Scan the records below for the word "delete" and give only the number of lines that hold it.

□ □ □ □ □

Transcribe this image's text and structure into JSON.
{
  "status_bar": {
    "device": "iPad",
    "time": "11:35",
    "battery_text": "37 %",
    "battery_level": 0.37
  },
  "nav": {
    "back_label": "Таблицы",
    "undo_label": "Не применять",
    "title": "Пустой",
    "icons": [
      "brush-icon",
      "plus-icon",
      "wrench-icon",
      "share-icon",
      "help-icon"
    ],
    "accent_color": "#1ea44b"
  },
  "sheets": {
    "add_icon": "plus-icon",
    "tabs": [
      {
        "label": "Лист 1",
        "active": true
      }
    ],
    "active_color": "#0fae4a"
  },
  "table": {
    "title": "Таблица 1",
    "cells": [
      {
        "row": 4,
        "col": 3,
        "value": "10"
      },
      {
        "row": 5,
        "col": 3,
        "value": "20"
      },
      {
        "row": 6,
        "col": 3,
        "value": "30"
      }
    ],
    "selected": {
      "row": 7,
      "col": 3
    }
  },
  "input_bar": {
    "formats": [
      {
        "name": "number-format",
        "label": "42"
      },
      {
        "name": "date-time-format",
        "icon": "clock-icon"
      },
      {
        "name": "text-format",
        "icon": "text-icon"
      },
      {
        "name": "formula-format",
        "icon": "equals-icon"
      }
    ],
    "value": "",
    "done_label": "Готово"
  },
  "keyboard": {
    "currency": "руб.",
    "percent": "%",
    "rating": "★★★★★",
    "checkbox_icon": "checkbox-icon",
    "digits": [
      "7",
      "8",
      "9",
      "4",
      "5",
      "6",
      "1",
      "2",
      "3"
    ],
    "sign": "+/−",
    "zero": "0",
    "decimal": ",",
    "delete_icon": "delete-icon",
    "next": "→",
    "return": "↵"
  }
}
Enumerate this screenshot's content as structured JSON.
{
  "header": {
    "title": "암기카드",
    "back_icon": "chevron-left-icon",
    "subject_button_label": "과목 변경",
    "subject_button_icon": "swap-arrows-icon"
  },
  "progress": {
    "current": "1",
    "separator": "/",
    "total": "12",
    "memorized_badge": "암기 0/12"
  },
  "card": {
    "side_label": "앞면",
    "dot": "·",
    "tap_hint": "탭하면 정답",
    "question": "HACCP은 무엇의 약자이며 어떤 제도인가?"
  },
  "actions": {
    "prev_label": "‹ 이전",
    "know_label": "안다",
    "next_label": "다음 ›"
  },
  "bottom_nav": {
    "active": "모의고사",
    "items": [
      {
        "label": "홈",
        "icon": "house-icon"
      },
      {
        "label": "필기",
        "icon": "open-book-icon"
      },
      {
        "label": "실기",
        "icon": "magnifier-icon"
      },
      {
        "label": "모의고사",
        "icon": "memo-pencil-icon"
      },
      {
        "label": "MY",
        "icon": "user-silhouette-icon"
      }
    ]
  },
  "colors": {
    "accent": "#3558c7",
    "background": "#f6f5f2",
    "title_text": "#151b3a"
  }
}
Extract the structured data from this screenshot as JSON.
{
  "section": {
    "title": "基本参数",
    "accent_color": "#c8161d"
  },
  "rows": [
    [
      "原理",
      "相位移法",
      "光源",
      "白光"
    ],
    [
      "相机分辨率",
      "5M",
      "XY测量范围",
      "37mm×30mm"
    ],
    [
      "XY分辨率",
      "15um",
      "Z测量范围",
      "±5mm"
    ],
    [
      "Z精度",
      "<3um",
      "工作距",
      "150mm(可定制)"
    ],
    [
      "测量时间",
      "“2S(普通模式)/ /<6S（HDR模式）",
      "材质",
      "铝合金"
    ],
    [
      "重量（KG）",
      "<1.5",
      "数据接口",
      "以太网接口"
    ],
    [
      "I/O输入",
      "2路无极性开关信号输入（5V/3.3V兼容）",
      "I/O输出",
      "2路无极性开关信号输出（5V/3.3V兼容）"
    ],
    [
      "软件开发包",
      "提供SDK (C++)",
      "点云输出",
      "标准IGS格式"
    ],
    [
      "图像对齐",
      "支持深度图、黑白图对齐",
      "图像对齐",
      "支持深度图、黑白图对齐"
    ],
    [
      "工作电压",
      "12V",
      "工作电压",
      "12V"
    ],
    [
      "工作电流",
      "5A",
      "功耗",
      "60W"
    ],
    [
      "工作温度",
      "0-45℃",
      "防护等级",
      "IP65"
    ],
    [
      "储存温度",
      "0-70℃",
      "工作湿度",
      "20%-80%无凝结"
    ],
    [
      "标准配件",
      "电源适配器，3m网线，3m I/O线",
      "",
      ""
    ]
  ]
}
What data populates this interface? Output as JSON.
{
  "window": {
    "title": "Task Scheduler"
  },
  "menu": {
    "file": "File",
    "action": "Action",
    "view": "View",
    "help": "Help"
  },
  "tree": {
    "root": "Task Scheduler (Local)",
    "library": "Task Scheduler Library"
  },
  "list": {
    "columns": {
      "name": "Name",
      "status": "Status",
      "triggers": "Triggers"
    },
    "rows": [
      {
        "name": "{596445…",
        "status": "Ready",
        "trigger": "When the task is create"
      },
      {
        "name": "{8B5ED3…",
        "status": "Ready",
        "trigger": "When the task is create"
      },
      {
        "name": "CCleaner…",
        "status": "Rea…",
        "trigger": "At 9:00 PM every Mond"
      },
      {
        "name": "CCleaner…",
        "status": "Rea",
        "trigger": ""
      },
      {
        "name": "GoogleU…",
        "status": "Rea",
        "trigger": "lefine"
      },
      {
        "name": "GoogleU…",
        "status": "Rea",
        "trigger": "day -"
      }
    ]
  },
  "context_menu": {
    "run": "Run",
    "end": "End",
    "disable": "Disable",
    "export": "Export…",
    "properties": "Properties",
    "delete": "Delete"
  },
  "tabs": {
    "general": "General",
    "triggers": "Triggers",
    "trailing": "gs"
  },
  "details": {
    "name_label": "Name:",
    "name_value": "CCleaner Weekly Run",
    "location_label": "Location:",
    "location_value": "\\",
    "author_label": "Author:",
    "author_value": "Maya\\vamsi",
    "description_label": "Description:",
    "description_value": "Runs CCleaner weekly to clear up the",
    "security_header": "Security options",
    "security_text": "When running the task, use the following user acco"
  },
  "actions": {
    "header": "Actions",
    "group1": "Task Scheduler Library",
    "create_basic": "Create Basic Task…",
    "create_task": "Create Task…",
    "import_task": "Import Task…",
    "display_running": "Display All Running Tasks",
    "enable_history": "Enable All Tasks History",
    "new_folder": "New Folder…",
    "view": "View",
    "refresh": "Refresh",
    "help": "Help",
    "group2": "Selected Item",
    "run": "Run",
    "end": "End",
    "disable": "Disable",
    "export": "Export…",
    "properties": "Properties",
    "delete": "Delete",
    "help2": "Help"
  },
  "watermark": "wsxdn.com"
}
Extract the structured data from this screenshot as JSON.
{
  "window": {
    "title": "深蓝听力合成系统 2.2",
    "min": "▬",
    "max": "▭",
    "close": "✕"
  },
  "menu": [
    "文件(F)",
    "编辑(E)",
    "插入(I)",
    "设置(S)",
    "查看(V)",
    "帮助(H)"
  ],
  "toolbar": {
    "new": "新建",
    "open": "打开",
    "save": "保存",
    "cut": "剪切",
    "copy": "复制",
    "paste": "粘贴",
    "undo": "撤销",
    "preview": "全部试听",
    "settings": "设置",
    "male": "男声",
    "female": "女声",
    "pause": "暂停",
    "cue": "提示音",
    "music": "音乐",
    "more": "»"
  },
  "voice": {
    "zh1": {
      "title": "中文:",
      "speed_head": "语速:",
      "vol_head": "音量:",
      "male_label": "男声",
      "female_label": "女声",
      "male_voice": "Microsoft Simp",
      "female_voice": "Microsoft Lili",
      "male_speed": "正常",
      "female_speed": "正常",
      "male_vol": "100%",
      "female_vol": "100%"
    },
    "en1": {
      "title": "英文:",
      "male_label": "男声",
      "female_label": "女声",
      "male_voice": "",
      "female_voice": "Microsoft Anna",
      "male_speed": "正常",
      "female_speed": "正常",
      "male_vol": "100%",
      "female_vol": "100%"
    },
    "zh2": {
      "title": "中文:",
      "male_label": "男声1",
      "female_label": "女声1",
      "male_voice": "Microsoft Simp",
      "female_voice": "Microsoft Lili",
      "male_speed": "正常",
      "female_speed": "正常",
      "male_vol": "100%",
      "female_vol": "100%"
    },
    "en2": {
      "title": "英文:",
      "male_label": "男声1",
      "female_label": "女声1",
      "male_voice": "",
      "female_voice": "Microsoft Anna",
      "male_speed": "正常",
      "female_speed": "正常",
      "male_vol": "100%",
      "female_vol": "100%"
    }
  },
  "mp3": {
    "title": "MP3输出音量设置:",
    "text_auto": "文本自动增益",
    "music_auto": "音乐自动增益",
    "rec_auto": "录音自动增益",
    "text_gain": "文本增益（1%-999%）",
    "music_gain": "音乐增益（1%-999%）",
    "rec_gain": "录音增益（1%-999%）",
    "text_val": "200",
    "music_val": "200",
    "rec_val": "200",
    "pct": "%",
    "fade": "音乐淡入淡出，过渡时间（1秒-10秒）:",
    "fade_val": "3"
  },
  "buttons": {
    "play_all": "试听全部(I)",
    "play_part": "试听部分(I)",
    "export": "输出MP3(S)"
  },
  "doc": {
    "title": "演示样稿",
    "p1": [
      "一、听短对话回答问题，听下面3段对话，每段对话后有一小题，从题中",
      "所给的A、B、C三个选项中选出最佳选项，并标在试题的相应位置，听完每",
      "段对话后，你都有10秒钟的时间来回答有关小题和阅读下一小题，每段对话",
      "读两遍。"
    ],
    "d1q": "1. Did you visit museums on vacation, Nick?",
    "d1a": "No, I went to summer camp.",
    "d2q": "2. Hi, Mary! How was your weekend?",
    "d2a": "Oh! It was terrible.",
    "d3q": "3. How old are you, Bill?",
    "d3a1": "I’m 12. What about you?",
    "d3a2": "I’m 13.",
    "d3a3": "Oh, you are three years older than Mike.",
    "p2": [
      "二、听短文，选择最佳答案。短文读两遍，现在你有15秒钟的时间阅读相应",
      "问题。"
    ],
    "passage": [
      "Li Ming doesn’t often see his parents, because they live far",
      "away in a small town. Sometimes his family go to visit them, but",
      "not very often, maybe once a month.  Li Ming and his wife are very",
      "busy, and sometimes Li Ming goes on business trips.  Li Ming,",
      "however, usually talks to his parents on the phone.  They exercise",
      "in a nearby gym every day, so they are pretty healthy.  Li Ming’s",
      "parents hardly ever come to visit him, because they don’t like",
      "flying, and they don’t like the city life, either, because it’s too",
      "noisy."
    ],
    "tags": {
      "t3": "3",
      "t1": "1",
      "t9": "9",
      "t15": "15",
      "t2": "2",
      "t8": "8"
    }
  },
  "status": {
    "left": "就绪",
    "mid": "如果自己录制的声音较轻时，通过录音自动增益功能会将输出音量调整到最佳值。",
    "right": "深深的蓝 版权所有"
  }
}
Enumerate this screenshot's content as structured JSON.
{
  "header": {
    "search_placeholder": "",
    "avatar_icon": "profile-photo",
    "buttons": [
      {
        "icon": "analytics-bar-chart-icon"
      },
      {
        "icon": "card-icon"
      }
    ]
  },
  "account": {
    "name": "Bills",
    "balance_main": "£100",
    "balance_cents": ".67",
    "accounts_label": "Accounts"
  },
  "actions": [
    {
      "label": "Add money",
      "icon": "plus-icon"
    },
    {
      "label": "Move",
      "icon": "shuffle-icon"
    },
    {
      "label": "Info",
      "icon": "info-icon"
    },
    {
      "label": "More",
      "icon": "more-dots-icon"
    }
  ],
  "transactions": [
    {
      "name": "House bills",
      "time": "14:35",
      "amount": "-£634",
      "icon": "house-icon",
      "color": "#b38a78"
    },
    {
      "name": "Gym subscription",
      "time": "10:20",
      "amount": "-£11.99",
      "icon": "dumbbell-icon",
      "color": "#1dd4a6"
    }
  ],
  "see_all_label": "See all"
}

□ □ □ □ □

=== Answer below ===
3